TUGAS 1: Tuliskan kembali tanpa perubahan baris-baris entri, mulai dari baris pertama entri sampai dengan baris yang memuat "data-label-mhev: 7.66% — [54, 437, 82, 448]". Kedua ujungnya ikut disertakan.

KUTIPAN TEKS:

* * *

Bentuk – Bentuk Pernyataan Hukum dalam
Antropologi Hukum
Dalam
abad ke 18 tertdapat suatu pendapat umum dikalangan intelektual barat yang
menaruh perhatian pada penelitian terhadap manusia dan masyarakat, yangan
menyataka bahwa terdapat beberapa prinsip umum hukum yang bersifat universal,
walaupun manifestasinya mungkin berbeda dalam berbagai kebudayaan. Pada abad ke
20 timbul perbedaan pendapat mengenai masalah apakah hukum terdapat pada setiap
masyarakat, hal itu sebenarnya merupakan terus suatu perdebatan yang berkisar
pada definisi hukum, atau pertanyaan “apakah hukum itu?”. Kalau hukum
dirumuskan atas dasar prosedur sebagaimana dikemukakan oleh Radcliff-Brown dan
pengikut-pengikutnya, maka hukum merupakan suatu pengendalian sosial yang
dilakukan dengan perantaraan penerapan secara sistematis dari kekuatan fisik
suatu masyarakat yang terorganisasi seacara politis. Apabila definisi tersebut
digunakan sebagai patokan analisis, maka masyarakat-masyarakat Andaman, yurok,
dan ifugaw, umpamanya, tidak mempunyai hukum. Akan tetapi, kalau hukum
dirumuskan dalam arti yang sangat luas sehingga mencakup semua proses
pengendalian sosial, sebagaimana yang pernah dilakukan Malinowski, maka dapat
dikatakan bahwa semua masyarakat mempunyai hukum. Namun, harus dicatat bahwa
disatu pihak penggunaan istilah hukum tidak mempunyai arti sedangkan dipihak
lain lebih identic artinya dengan pengendalian sosial.
Perdebatan
tersebut diatas ternyata tidak terbatas pada ruang lingkup hukum, akan tetapi,
akan berkisar pada usaha untuk membedakan antara hukum dengan adat istiadat,
sebagimana pernah di kemukakan oleh Nadel dan Kantorowicz. Apakah hukum dan
istiadat dianggap sama, tergantung pada pengertian yang diberikan pada adat
istiadat, yakni sebagai kebudayaan (sebagaimana dinyatakan oleh Tylor),
perilaku adat, atau norma sosial yang kesemuanya merupakan aspek-aspek idela
kebudayaan.

* * *

ENTRI UNTUK TUGAS:
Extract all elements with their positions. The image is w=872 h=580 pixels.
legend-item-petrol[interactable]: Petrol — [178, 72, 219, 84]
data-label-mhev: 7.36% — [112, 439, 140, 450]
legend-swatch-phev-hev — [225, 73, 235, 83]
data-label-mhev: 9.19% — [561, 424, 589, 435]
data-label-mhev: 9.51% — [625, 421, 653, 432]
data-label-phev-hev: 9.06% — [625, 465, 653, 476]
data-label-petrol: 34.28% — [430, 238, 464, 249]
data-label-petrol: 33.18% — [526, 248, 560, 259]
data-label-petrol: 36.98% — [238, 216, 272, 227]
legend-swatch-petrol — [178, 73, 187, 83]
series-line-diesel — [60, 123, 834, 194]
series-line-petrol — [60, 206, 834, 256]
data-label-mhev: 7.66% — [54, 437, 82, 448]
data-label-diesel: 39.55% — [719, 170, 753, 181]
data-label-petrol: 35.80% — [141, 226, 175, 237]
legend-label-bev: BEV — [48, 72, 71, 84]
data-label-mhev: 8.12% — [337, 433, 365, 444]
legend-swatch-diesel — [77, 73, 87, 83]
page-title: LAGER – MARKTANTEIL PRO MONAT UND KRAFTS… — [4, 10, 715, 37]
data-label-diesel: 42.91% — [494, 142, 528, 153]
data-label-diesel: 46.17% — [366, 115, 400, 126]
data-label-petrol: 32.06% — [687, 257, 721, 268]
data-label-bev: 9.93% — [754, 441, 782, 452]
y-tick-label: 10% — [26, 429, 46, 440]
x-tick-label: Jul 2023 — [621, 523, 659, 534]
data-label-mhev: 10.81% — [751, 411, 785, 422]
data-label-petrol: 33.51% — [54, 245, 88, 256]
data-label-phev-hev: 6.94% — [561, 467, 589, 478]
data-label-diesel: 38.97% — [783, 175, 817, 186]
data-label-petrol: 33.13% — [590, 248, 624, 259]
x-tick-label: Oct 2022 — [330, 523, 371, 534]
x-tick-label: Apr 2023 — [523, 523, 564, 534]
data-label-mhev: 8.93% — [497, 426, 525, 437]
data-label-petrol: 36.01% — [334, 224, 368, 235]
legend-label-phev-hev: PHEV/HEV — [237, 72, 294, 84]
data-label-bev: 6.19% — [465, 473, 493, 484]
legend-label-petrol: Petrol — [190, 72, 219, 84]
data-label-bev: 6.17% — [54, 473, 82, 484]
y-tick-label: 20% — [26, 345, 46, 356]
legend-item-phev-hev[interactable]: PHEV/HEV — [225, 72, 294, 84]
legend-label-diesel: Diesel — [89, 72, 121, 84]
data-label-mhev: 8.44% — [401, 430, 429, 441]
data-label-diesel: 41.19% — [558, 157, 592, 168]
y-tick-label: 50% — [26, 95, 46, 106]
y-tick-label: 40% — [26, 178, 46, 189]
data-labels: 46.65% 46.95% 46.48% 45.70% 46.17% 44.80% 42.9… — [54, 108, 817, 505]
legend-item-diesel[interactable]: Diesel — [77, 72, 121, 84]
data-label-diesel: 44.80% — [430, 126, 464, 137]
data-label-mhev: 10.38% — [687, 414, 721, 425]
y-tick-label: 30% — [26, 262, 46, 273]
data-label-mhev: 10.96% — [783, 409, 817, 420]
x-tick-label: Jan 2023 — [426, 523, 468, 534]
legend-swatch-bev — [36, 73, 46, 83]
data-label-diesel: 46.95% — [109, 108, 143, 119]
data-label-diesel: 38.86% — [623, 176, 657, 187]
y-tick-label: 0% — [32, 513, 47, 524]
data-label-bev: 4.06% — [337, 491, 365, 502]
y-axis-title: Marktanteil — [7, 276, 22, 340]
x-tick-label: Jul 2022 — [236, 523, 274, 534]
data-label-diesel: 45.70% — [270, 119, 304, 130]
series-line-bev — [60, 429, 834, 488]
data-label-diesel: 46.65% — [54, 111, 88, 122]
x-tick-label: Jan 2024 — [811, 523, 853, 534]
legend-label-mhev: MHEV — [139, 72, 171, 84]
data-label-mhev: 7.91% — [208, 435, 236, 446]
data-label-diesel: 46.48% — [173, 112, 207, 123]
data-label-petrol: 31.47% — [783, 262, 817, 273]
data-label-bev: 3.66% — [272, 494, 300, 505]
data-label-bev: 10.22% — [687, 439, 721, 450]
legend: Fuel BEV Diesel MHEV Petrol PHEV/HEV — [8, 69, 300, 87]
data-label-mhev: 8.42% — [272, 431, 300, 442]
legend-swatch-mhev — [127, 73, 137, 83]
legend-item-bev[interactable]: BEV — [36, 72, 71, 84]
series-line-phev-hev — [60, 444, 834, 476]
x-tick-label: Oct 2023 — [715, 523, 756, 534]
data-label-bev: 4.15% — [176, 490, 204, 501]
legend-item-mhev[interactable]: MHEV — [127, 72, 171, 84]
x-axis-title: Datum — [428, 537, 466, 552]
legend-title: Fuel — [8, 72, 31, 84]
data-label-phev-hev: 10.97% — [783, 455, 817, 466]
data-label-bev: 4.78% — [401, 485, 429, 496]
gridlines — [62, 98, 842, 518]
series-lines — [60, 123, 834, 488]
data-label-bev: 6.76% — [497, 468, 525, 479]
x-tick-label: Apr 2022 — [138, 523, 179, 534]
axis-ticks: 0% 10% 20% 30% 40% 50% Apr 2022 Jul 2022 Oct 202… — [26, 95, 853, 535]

* * *

TUGAS 2: Lanjutkan teks tentang bentuk pernyataan hukum dalam antropologi hukum, dimulai sesudah kalimat terakhirnya.

KELUARAN YANG DIHARAPKAN 1:
Extract all elements with their positions. The image is w=872 h=580 pixels.
legend-item-petrol[interactable]: Petrol — [178, 72, 219, 84]
data-label-mhev: 7.36% — [112, 439, 140, 450]
legend-swatch-phev-hev — [225, 73, 235, 83]
data-label-mhev: 9.19% — [561, 424, 589, 435]
data-label-mhev: 9.51% — [625, 421, 653, 432]
data-label-phev-hev: 9.06% — [625, 465, 653, 476]
data-label-petrol: 34.28% — [430, 238, 464, 249]
data-label-petrol: 33.18% — [526, 248, 560, 259]
data-label-petrol: 36.98% — [238, 216, 272, 227]
legend-swatch-petrol — [178, 73, 187, 83]
series-line-diesel — [60, 123, 834, 194]
series-line-petrol — [60, 206, 834, 256]
data-label-mhev: 7.66% — [54, 437, 82, 448]

KELUARAN YANG DIHARAPKAN 2:
Para
Antropolog telah memberikan sumbangan secara tidak langsung pada rumusan
definsi hukum dengan cara memperluas pengetahuan mengenai variasi upaya-upaya
hukum yang dilakukan oleh manusia. Akan tetapi, kegiatan-kegiatan secara
langsung untuk mendefinisikan hukum tidak banyak hasilnya. Dewasa ini pusat
perhatian telah beralih dari masalah-masalah filosofis dan teoritis ke
masalah-masalah empiris,yakni atribut-atribut universal dari hukum dan adanya
berbagai taraf-taraf hukum dalam suatu masyarakat. Dalam setiap masyarakat
terdapat berbagai kerangka hukum, sesuai dengan taraf kemajemukan masyarakt
tersebut. Kerangaka hukum tersebut mungkin mempunyai hubungan saling bergantung
dengan unsur-unsur lain, atau mungkin berdiri sendiri, atau mungkin hukum
mempengaruhi unsur-unsur lainnya dalam masyarakt yang bersangkutan. Semula ide
tersebut di perkenalkan oleh Durkheim dalam bukunya yang berjudul “The Difision Of Labor” dan kemudian
dikembangkan oleh beberapa Antropolog seperti misalnya, Sechneider, Pospisil,
Guliver, Nader dan Metzger, Winans maupun Etgerthon. Para Antropolog sudah
tidak berusaha apakah ada hukum atau tidak pada masyarakat-masyarakat bersahaja
atas dasar suatu definisi hukum tunggal. Pertanyaan atau masalah yang kebih
banyak dipergunakan sebagai patokan adalah bagaimanakah sebaiknya
mengidentifikasikan hukum untuk kepentingan penelitian.
Bagi
keperluan penelitian budaya silang, perlu ada kesepakatan terlebih dahulu
terhadap suatu definisi hukum operasional, agar mungkin mengadakan
perbandingan. Semua masyarakat mempunyai aturan aturan yang mengatur perilaku
manusia, aturan-aturan tertentu bersifat hanya sebagai patokan perferensi,
namun yang lain dianggap sebagai patokan perilaku yang pantas yang diharuskan.
Pada berbagai masyarakt dan situasi, apabila suatu aturan dilanggar maka
masyarakat lazaimnya telah sepakat untuk menerapkan upaya-upaya penghukuman
tertentu. Hal itu manjadi pusat perhatian dari para Antropologi hukum. Akan
tetapi seorang Antropoloh hukum dapat memulainya dengan salah satu perbuatan
melanggar yang kemudian ditangani oleh lembaga-lembaga hukum misalnya
pembunuhan atau pencurian. Bohanan misalnya mengajukan masalah apakah
pembunuhan yang dilakukan oleh orang-orang afrika mempunyai dasar yang sama
dengan pembunuhan yang dilakukan oleh orang-orang eropa atau Amerika.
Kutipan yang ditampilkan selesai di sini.